## [Provided data]
——

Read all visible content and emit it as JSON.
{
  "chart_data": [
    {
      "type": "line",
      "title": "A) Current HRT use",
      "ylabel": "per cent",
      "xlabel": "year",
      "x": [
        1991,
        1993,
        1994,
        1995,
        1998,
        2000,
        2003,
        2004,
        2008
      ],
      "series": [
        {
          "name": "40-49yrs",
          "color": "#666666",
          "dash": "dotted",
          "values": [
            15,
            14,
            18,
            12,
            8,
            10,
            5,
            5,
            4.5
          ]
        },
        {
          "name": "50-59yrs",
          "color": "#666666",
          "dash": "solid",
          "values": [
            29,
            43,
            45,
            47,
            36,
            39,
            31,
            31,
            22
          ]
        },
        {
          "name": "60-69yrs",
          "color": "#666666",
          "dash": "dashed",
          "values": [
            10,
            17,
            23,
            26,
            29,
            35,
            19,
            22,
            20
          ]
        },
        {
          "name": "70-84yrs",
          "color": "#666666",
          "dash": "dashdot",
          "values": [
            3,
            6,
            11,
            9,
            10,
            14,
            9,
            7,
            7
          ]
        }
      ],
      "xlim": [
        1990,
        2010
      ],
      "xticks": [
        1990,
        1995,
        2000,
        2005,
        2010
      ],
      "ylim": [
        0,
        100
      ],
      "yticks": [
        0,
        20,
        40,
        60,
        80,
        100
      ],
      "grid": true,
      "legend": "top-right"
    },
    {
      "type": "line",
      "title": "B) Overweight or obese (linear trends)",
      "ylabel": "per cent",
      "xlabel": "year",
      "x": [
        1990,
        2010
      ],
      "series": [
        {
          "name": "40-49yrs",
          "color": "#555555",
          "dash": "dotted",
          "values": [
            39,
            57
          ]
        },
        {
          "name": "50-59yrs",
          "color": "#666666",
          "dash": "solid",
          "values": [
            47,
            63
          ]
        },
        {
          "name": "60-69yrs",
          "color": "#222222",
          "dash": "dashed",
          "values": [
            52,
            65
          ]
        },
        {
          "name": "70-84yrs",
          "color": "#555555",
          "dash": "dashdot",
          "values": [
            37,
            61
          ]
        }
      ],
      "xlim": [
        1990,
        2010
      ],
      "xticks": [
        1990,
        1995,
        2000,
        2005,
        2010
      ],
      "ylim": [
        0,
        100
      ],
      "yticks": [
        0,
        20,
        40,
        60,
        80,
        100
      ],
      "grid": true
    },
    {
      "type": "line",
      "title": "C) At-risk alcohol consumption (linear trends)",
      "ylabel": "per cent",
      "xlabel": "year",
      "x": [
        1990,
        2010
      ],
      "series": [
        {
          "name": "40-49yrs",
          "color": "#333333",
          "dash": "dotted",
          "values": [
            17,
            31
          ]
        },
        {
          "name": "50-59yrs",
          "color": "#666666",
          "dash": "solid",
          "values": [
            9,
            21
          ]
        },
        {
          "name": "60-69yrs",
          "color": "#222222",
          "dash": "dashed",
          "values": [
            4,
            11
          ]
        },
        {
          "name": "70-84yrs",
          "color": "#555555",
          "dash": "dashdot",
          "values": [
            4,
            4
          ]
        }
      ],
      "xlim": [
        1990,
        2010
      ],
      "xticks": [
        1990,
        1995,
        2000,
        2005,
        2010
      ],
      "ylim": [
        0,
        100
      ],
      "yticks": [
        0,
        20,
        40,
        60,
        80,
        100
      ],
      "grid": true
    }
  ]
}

——

## [Brief]
Return every line exactly.

## [Solution for this task]
Read all visible content and emit it as JSON.
{
  "chart_data": [
    {
      "type": "line",
      "title": "A) Current HRT use",
      "ylabel": "per cent",
      "xlabel": "year",
      "x": [
        1991,
        1993,
        1994,
        1995,
        1998,
        2000,
        2003,
        2004,
        2008
      ],
      "series": [
        {
          "name": "40-49yrs",
          "color": "#666666",
          "dash": "dotted",
          "values": [
            15,
            14,
            18,
            12,
            8,
            10,
            5,
            5,
            4.5
          ]
        },
        {
          "name": "50-59yrs",
          "color": "#666666",
          "dash": "solid",
          "values": [
            29,
            43,
            45,
            47,
            36,
            39,
            31,
            31,
            22
          ]
        },
        {
          "name": "60-69yrs",
          "color": "#666666",
          "dash": "dashed",
          "values": [
            10,
            17,
            23,
            26,
            29,
            35,
            19,
            22,
            20
          ]
        },
        {
          "name": "70-84yrs",
          "color": "#666666",
          "dash": "dashdot",
          "values": [
            3,
            6,
            11,
            9,
            10,
            14,
            9,
            7,
            7
          ]
        }
      ],
      "xlim": [
        1990,
        2010
      ],
      "xticks": [
        1990,
        1995,
        2000,
        2005,
        2010
      ],
      "ylim": [
        0,
        100
      ],
      "yticks": [
        0,
        20,
        40,
        60,
        80,
        100
      ],
      "grid": true,
      "legend": "top-right"
    },
    {
      "type": "line",
      "title": "B) Overweight or obese (linear trends)",
      "ylabel": "per cent",
      "xlabel": "year",
      "x": [
        1990,
        2010
      ],
      "series": [
        {
          "name": "40-49yrs",
          "color": "#555555",
          "dash": "dotted",
          "values": [
            39,
            57
          ]
        },
        {
          "name": "50-59yrs",
          "color": "#666666",
          "dash": "solid",
          "values": [
            47,
            63
          ]
        },
        {
          "name": "60-69yrs",
          "color": "#222222",
          "dash": "dashed",
          "values": [
            52,
            65
          ]
        },
        {
          "name": "70-84yrs",
          "color": "#555555",
          "dash": "dashdot",
          "values": [
            37,
            61
          ]
        }
      ],
      "xlim": [
        1990,
        2010
      ],
      "xticks": [
        1990,
        1995,
        2000,
        2005,
        2010
      ],
      "ylim": [
        0,
        100
      ],
      "yticks": [
        0,
        20,
        40,
        60,
        80,
        100
      ],
      "grid": true
    },
    {
      "type": "line",
      "title": "C) At-risk alcohol consumption (linear trends)",
      "ylabel": "per cent",
      "xlabel": "year",
      "x": [
        1990,
        2010
      ],
      "series": [
        {
          "name": "40-49yrs",
          "color": "#333333",
          "dash": "dotted",
          "values": [
            17,
            31
          ]
        },
        {
          "name": "50-59yrs",
          "color": "#666666",
          "dash": "solid",
          "values": [
            9,
            21
          ]
        },
        {
          "name": "60-69yrs",
          "color": "#222222",
          "dash": "dashed",
          "values": [
            4,
            11
          ]
        },
        {
          "name": "70-84yrs",
          "color": "#555555",
          "dash": "dashdot",
          "values": [
            4,
            4
          ]
        }
      ],
      "xlim": [
        1990,
        2010
      ],
      "xticks": [
        1990,
        1995,
        2000,
        2005,
        2010
      ],
      "ylim": [
        0,
        100
      ],
      "yticks": [
        0,
        20,
        40,
        60,
        80,
        100
      ],
      "grid": true
    }
  ]
}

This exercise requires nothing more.